**Directive**:
Please rewrite the data below with every "interactable" changed to "clickable", keeping everything else the same.

**Excerpted records**:
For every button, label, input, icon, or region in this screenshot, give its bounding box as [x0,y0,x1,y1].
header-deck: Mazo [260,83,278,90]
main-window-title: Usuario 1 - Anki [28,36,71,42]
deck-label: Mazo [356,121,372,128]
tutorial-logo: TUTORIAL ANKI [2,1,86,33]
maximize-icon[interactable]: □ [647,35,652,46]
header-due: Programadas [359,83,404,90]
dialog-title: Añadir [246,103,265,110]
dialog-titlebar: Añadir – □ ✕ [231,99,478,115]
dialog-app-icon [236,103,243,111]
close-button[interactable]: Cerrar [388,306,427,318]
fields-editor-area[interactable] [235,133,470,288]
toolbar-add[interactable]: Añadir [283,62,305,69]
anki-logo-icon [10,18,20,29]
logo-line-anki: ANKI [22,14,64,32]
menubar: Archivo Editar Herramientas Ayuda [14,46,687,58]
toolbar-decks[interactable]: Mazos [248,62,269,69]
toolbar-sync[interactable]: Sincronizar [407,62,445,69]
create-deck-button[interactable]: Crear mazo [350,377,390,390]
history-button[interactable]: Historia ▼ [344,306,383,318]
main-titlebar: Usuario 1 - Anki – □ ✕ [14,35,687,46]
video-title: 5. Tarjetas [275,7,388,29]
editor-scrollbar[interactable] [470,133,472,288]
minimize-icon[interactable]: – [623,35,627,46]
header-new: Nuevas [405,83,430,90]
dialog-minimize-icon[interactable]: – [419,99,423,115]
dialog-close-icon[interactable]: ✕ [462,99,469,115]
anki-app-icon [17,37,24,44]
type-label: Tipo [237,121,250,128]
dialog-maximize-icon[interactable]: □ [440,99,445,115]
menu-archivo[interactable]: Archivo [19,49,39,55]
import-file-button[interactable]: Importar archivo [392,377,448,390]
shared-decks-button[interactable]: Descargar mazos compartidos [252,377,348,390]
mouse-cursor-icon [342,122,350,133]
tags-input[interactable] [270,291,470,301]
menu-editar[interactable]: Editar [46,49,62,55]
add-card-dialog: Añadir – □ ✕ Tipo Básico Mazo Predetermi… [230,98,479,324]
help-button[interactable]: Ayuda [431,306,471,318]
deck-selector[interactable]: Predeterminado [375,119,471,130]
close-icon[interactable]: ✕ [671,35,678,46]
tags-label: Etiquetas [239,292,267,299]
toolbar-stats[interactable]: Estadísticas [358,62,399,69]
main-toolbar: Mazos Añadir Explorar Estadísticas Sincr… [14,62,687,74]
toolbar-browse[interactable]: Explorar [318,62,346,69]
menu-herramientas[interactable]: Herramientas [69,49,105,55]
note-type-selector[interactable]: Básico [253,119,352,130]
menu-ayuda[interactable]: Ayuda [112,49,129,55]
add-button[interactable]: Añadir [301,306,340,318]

**Exercise solution**:
For every button, label, input, icon, or region in this screenshot, give its bounding box as [x0,y0,x1,y1].
header-deck: Mazo [260,83,278,90]
main-window-title: Usuario 1 - Anki [28,36,71,42]
deck-label: Mazo [356,121,372,128]
tutorial-logo: TUTORIAL ANKI [2,1,86,33]
maximize-icon[clickable]: □ [647,35,652,46]
header-due: Programadas [359,83,404,90]
dialog-title: Añadir [246,103,265,110]
dialog-titlebar: Añadir – □ ✕ [231,99,478,115]
dialog-app-icon [236,103,243,111]
close-button[clickable]: Cerrar [388,306,427,318]
fields-editor-area[clickable] [235,133,470,288]
toolbar-add[clickable]: Añadir [283,62,305,69]
anki-logo-icon [10,18,20,29]
logo-line-anki: ANKI [22,14,64,32]
menubar: Archivo Editar Herramientas Ayuda [14,46,687,58]
toolbar-decks[clickable]: Mazos [248,62,269,69]
toolbar-sync[clickable]: Sincronizar [407,62,445,69]
create-deck-button[clickable]: Crear mazo [350,377,390,390]
history-button[clickable]: Historia ▼ [344,306,383,318]
main-titlebar: Usuario 1 - Anki – □ ✕ [14,35,687,46]
video-title: 5. Tarjetas [275,7,388,29]
editor-scrollbar[clickable] [470,133,472,288]
minimize-icon[clickable]: – [623,35,627,46]
header-new: Nuevas [405,83,430,90]
dialog-minimize-icon[clickable]: – [419,99,423,115]
dialog-close-icon[clickable]: ✕ [462,99,469,115]
anki-app-icon [17,37,24,44]
type-label: Tipo [237,121,250,128]
dialog-maximize-icon[clickable]: □ [440,99,445,115]
menu-archivo[clickable]: Archivo [19,49,39,55]
import-file-button[clickable]: Importar archivo [392,377,448,390]
shared-decks-button[clickable]: Descargar mazos compartidos [252,377,348,390]
mouse-cursor-icon [342,122,350,133]
tags-input[clickable] [270,291,470,301]
menu-editar[clickable]: Editar [46,49,62,55]
add-card-dialog: Añadir – □ ✕ Tipo Básico Mazo Predetermi… [230,98,479,324]
help-button[clickable]: Ayuda [431,306,471,318]
deck-selector[clickable]: Predeterminado [375,119,471,130]
close-icon[clickable]: ✕ [671,35,678,46]
tags-label: Etiquetas [239,292,267,299]
toolbar-stats[clickable]: Estadísticas [358,62,399,69]
main-toolbar: Mazos Añadir Explorar Estadísticas Sincr… [14,62,687,74]
toolbar-browse[clickable]: Explorar [318,62,346,69]
menu-herramientas[clickable]: Herramientas [69,49,105,55]
note-type-selector[clickable]: Básico [253,119,352,130]
menu-ayuda[clickable]: Ayuda [112,49,129,55]
add-button[clickable]: Añadir [301,306,340,318]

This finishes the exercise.